Extracts from a graphics dataset
----------------
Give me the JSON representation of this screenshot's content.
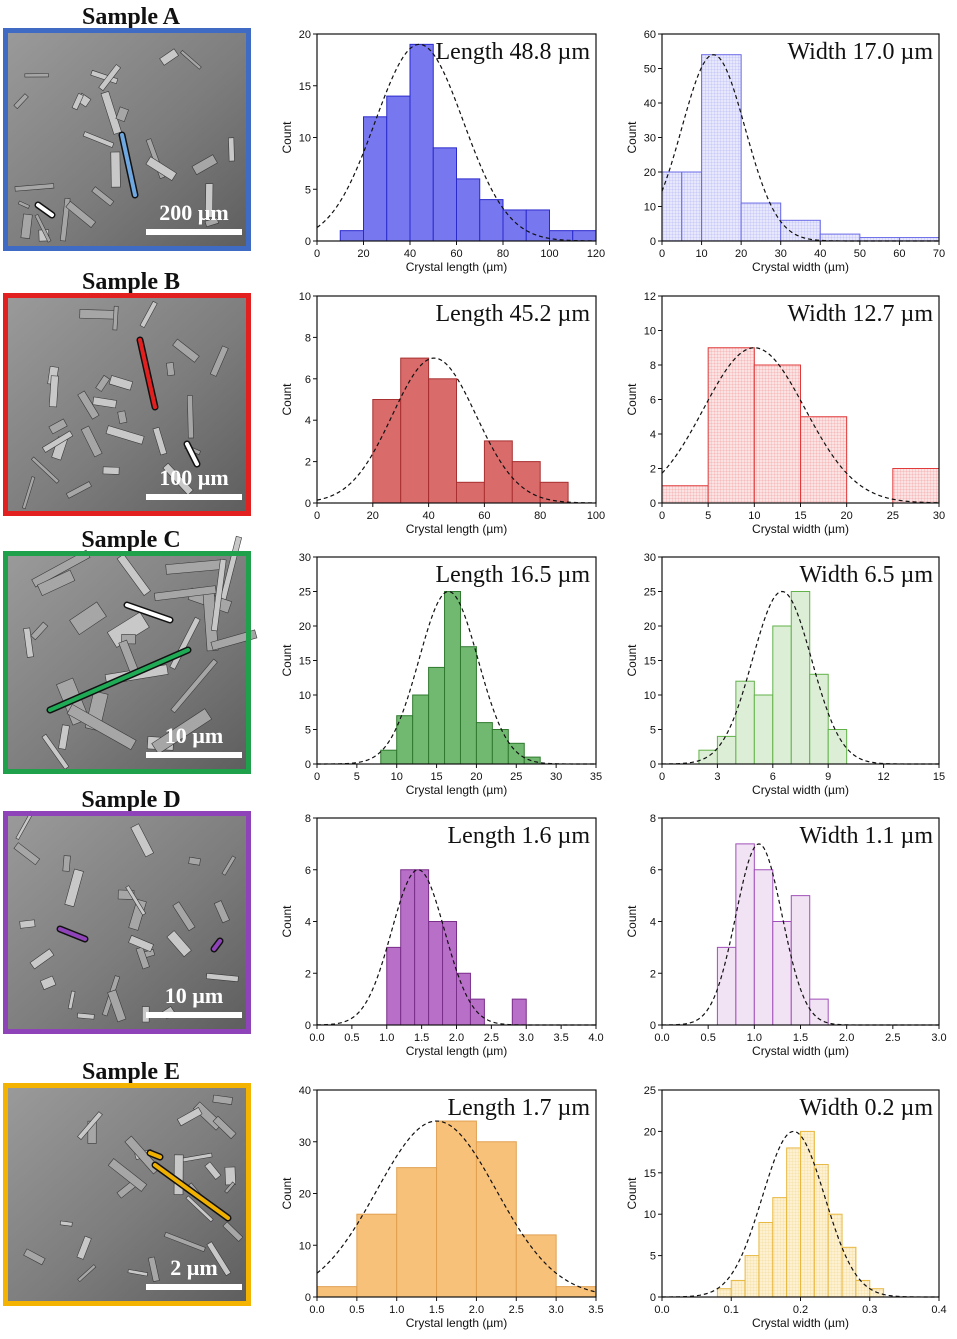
{
  "figure": {
    "ylabel": "Count",
    "xlabel_length": "Crystal length (µm)",
    "xlabel_width": "Crystal width (µm)"
  },
  "samples": [
    {
      "title": "Sample A",
      "color": "#3f6bc4",
      "arrow_color": "#6fa8e0",
      "scale_bar": "200 µm",
      "length": {
        "label": "Length 48.8 µm",
        "fill": "#7777f0",
        "stroke": "#2a2acc",
        "hatch": false,
        "xlim": [
          0,
          120
        ],
        "ylim": [
          0,
          20
        ],
        "xticks": [
          0,
          20,
          40,
          60,
          80,
          100,
          120
        ],
        "yticks": [
          0,
          5,
          10,
          15,
          20
        ],
        "edges": [
          10,
          20,
          30,
          40,
          50,
          60,
          70,
          80,
          90,
          100,
          110,
          120
        ],
        "counts": [
          1,
          12,
          14,
          19,
          9,
          6,
          4,
          3,
          3,
          1,
          1
        ],
        "fit": {
          "mean": 44,
          "sd": 19,
          "peak": 19
        }
      },
      "width": {
        "label": "Width 17.0 µm",
        "fill": "#e8e8fc",
        "stroke": "#6a6ae8",
        "hatch": true,
        "xlim": [
          0,
          70
        ],
        "ylim": [
          0,
          60
        ],
        "xticks": [
          0,
          10,
          20,
          30,
          40,
          50,
          60,
          70
        ],
        "yticks": [
          0,
          10,
          20,
          30,
          40,
          50,
          60
        ],
        "edges": [
          0,
          5,
          10,
          20,
          30,
          40,
          50,
          60,
          70
        ],
        "counts": [
          20,
          20,
          54,
          11,
          6,
          2,
          1,
          1
        ],
        "fit": {
          "mean": 13,
          "sd": 8,
          "peak": 54
        }
      }
    },
    {
      "title": "Sample B",
      "color": "#e32020",
      "arrow_color": "#e32020",
      "scale_bar": "100 µm",
      "length": {
        "label": "Length 45.2 µm",
        "fill": "#d96b6b",
        "stroke": "#a83030",
        "hatch": false,
        "xlim": [
          0,
          100
        ],
        "ylim": [
          0,
          10
        ],
        "xticks": [
          0,
          20,
          40,
          60,
          80,
          100
        ],
        "yticks": [
          0,
          2,
          4,
          6,
          8,
          10
        ],
        "edges": [
          20,
          30,
          40,
          50,
          60,
          70,
          80,
          90
        ],
        "counts": [
          5,
          7,
          6,
          1,
          3,
          2,
          1
        ],
        "fit": {
          "mean": 42,
          "sd": 15,
          "peak": 7
        }
      },
      "width": {
        "label": "Width 12.7 µm",
        "fill": "#fbe3e3",
        "stroke": "#e03a3a",
        "hatch": true,
        "xlim": [
          0,
          30
        ],
        "ylim": [
          0,
          12
        ],
        "xticks": [
          0,
          5,
          10,
          15,
          20,
          25,
          30
        ],
        "yticks": [
          0,
          2,
          4,
          6,
          8,
          10,
          12
        ],
        "edges": [
          0,
          5,
          10,
          15,
          20,
          25,
          30
        ],
        "counts": [
          1,
          9,
          8,
          5,
          0,
          2
        ],
        "fit": {
          "mean": 10,
          "sd": 5.5,
          "peak": 9
        }
      }
    },
    {
      "title": "Sample C",
      "color": "#1fa04a",
      "arrow_color": "#1faa55",
      "scale_bar": "10 µm",
      "length": {
        "label": "Length 16.5 µm",
        "fill": "#71b971",
        "stroke": "#2f7a2f",
        "hatch": false,
        "xlim": [
          0,
          35
        ],
        "ylim": [
          0,
          30
        ],
        "xticks": [
          0,
          5,
          10,
          15,
          20,
          25,
          30,
          35
        ],
        "yticks": [
          0,
          5,
          10,
          15,
          20,
          25,
          30
        ],
        "edges": [
          8,
          10,
          12,
          14,
          16,
          18,
          20,
          22,
          24,
          26,
          28
        ],
        "counts": [
          2,
          7,
          10,
          14,
          25,
          17,
          6,
          5,
          3,
          1
        ],
        "fit": {
          "mean": 16.5,
          "sd": 3.7,
          "peak": 25
        }
      },
      "width": {
        "label": "Width 6.5 µm",
        "fill": "#dcefd6",
        "stroke": "#62b24a",
        "hatch": false,
        "xlim": [
          0,
          15
        ],
        "ylim": [
          0,
          30
        ],
        "xticks": [
          0,
          3,
          6,
          9,
          12,
          15
        ],
        "yticks": [
          0,
          5,
          10,
          15,
          20,
          25,
          30
        ],
        "edges": [
          2,
          3,
          4,
          5,
          6,
          7,
          8,
          9,
          10
        ],
        "counts": [
          2,
          4,
          12,
          10,
          20,
          25,
          13,
          5
        ],
        "fit": {
          "mean": 6.5,
          "sd": 1.6,
          "peak": 25
        }
      }
    },
    {
      "title": "Sample D",
      "color": "#8e44b8",
      "arrow_color": "#8e44b8",
      "scale_bar": "10 µm",
      "length": {
        "label": "Length 1.6 µm",
        "fill": "#b86fc8",
        "stroke": "#7a2f8a",
        "hatch": false,
        "xlim": [
          0,
          4
        ],
        "ylim": [
          0,
          8
        ],
        "xticks": [
          "0.0",
          "0.5",
          "1.0",
          "1.5",
          "2.0",
          "2.5",
          "3.0",
          "3.5",
          "4.0"
        ],
        "yticks": [
          0,
          2,
          4,
          6,
          8
        ],
        "edges": [
          1.0,
          1.2,
          1.4,
          1.6,
          1.8,
          2.0,
          2.2,
          2.4,
          2.6,
          2.8,
          3.0
        ],
        "counts": [
          3,
          6,
          6,
          4,
          4,
          2,
          1,
          0,
          0,
          1
        ],
        "fit": {
          "mean": 1.45,
          "sd": 0.38,
          "peak": 6
        }
      },
      "width": {
        "label": "Width 1.1 µm",
        "fill": "#f1e2f4",
        "stroke": "#a050b8",
        "hatch": false,
        "xlim": [
          0,
          3
        ],
        "ylim": [
          0,
          8
        ],
        "xticks": [
          "0.0",
          "0.5",
          "1.0",
          "1.5",
          "2.0",
          "2.5",
          "3.0"
        ],
        "yticks": [
          0,
          2,
          4,
          6,
          8
        ],
        "edges": [
          0.6,
          0.8,
          1.0,
          1.2,
          1.4,
          1.6,
          1.8
        ],
        "counts": [
          3,
          7,
          6,
          4,
          5,
          1
        ],
        "fit": {
          "mean": 1.05,
          "sd": 0.25,
          "peak": 7
        }
      }
    },
    {
      "title": "Sample E",
      "color": "#f4b300",
      "arrow_color": "#f0b000",
      "scale_bar": "2 µm",
      "length": {
        "label": "Length 1.7 µm",
        "fill": "#f8c17a",
        "stroke": "#e0a050",
        "hatch": false,
        "xlim": [
          0,
          3.5
        ],
        "ylim": [
          0,
          40
        ],
        "xticks": [
          "0.0",
          "0.5",
          "1.0",
          "1.5",
          "2.0",
          "2.5",
          "3.0",
          "3.5"
        ],
        "yticks": [
          0,
          10,
          20,
          30,
          40
        ],
        "edges": [
          0.0,
          0.5,
          1.0,
          1.5,
          2.0,
          2.5,
          3.0,
          3.5
        ],
        "counts": [
          2,
          16,
          25,
          34,
          30,
          12,
          2
        ],
        "fit": {
          "mean": 1.5,
          "sd": 0.75,
          "peak": 34
        }
      },
      "width": {
        "label": "Width 0.2 µm",
        "fill": "#fdf1d2",
        "stroke": "#e8b840",
        "hatch": true,
        "xlim": [
          0,
          0.4
        ],
        "ylim": [
          0,
          25
        ],
        "xticks": [
          "0.0",
          "0.1",
          "0.2",
          "0.3",
          "0.4"
        ],
        "yticks": [
          0,
          5,
          10,
          15,
          20,
          25
        ],
        "edges": [
          0.08,
          0.1,
          0.12,
          0.14,
          0.16,
          0.18,
          0.2,
          0.22,
          0.24,
          0.26,
          0.28,
          0.3,
          0.32
        ],
        "counts": [
          1,
          2,
          5,
          9,
          12,
          18,
          20,
          16,
          10,
          6,
          2,
          1
        ],
        "fit": {
          "mean": 0.19,
          "sd": 0.045,
          "peak": 20
        }
      }
    }
  ],
  "chart_data": [
    {
      "type": "bar",
      "title": "Length 48.8 µm",
      "xlabel": "Crystal length (µm)",
      "ylabel": "Count",
      "bin_edges": [
        10,
        20,
        30,
        40,
        50,
        60,
        70,
        80,
        90,
        100,
        110,
        120
      ],
      "values": [
        1,
        12,
        14,
        19,
        9,
        6,
        4,
        3,
        3,
        1,
        1
      ],
      "xlim": [
        0,
        120
      ],
      "ylim": [
        0,
        20
      ]
    },
    {
      "type": "bar",
      "title": "Width 17.0 µm",
      "xlabel": "Crystal width (µm)",
      "ylabel": "Count",
      "bin_edges": [
        0,
        5,
        10,
        20,
        30,
        40,
        50,
        60,
        70
      ],
      "values": [
        20,
        20,
        54,
        11,
        6,
        2,
        1,
        1
      ],
      "xlim": [
        0,
        70
      ],
      "ylim": [
        0,
        60
      ]
    },
    {
      "type": "bar",
      "title": "Length 45.2 µm",
      "xlabel": "Crystal length (µm)",
      "ylabel": "Count",
      "bin_edges": [
        20,
        30,
        40,
        50,
        60,
        70,
        80,
        90
      ],
      "values": [
        5,
        7,
        6,
        1,
        3,
        2,
        1
      ],
      "xlim": [
        0,
        100
      ],
      "ylim": [
        0,
        10
      ]
    },
    {
      "type": "bar",
      "title": "Width 12.7 µm",
      "xlabel": "Crystal width (µm)",
      "ylabel": "Count",
      "bin_edges": [
        0,
        5,
        10,
        15,
        20,
        25,
        30
      ],
      "values": [
        1,
        9,
        8,
        5,
        0,
        2
      ],
      "xlim": [
        0,
        30
      ],
      "ylim": [
        0,
        12
      ]
    },
    {
      "type": "bar",
      "title": "Length 16.5 µm",
      "xlabel": "Crystal length (µm)",
      "ylabel": "Count",
      "bin_edges": [
        8,
        10,
        12,
        14,
        16,
        18,
        20,
        22,
        24,
        26,
        28
      ],
      "values": [
        2,
        7,
        10,
        14,
        25,
        17,
        6,
        5,
        3,
        1
      ],
      "xlim": [
        0,
        35
      ],
      "ylim": [
        0,
        30
      ]
    },
    {
      "type": "bar",
      "title": "Width 6.5 µm",
      "xlabel": "Crystal width (µm)",
      "ylabel": "Count",
      "bin_edges": [
        2,
        3,
        4,
        5,
        6,
        7,
        8,
        9,
        10
      ],
      "values": [
        2,
        4,
        12,
        10,
        20,
        25,
        13,
        5
      ],
      "xlim": [
        0,
        15
      ],
      "ylim": [
        0,
        30
      ]
    },
    {
      "type": "bar",
      "title": "Length 1.6 µm",
      "xlabel": "Crystal length (µm)",
      "ylabel": "Count",
      "bin_edges": [
        1.0,
        1.2,
        1.4,
        1.6,
        1.8,
        2.0,
        2.2,
        2.4,
        2.6,
        2.8,
        3.0
      ],
      "values": [
        3,
        6,
        6,
        4,
        4,
        2,
        1,
        0,
        0,
        1
      ],
      "xlim": [
        0,
        4
      ],
      "ylim": [
        0,
        8
      ]
    },
    {
      "type": "bar",
      "title": "Width 1.1 µm",
      "xlabel": "Crystal width (µm)",
      "ylabel": "Count",
      "bin_edges": [
        0.6,
        0.8,
        1.0,
        1.2,
        1.4,
        1.6,
        1.8
      ],
      "values": [
        3,
        7,
        6,
        4,
        5,
        1
      ],
      "xlim": [
        0,
        3
      ],
      "ylim": [
        0,
        8
      ]
    },
    {
      "type": "bar",
      "title": "Length 1.7 µm",
      "xlabel": "Crystal length (µm)",
      "ylabel": "Count",
      "bin_edges": [
        0.0,
        0.5,
        1.0,
        1.5,
        2.0,
        2.5,
        3.0,
        3.5
      ],
      "values": [
        2,
        16,
        25,
        34,
        30,
        12,
        2
      ],
      "xlim": [
        0,
        3.5
      ],
      "ylim": [
        0,
        40
      ]
    },
    {
      "type": "bar",
      "title": "Width 0.2 µm",
      "xlabel": "Crystal width (µm)",
      "ylabel": "Count",
      "bin_edges": [
        0.08,
        0.1,
        0.12,
        0.14,
        0.16,
        0.18,
        0.2,
        0.22,
        0.24,
        0.26,
        0.28,
        0.3,
        0.32
      ],
      "values": [
        1,
        2,
        5,
        9,
        12,
        18,
        20,
        16,
        10,
        6,
        2,
        1
      ],
      "xlim": [
        0,
        0.4
      ],
      "ylim": [
        0,
        25
      ]
    }
  ]
}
----------------
Pull out every line of the records above that contains the word "stroke".

        "stroke": "#2a2acc",
        "stroke": "#6a6ae8",
        "stroke": "#a83030",
        "stroke": "#e03a3a",
        "stroke": "#2f7a2f",
        "stroke": "#62b24a",
        "stroke": "#7a2f8a",
        "stroke": "#a050b8",
        "stroke": "#e0a050",
        "stroke": "#e8b840",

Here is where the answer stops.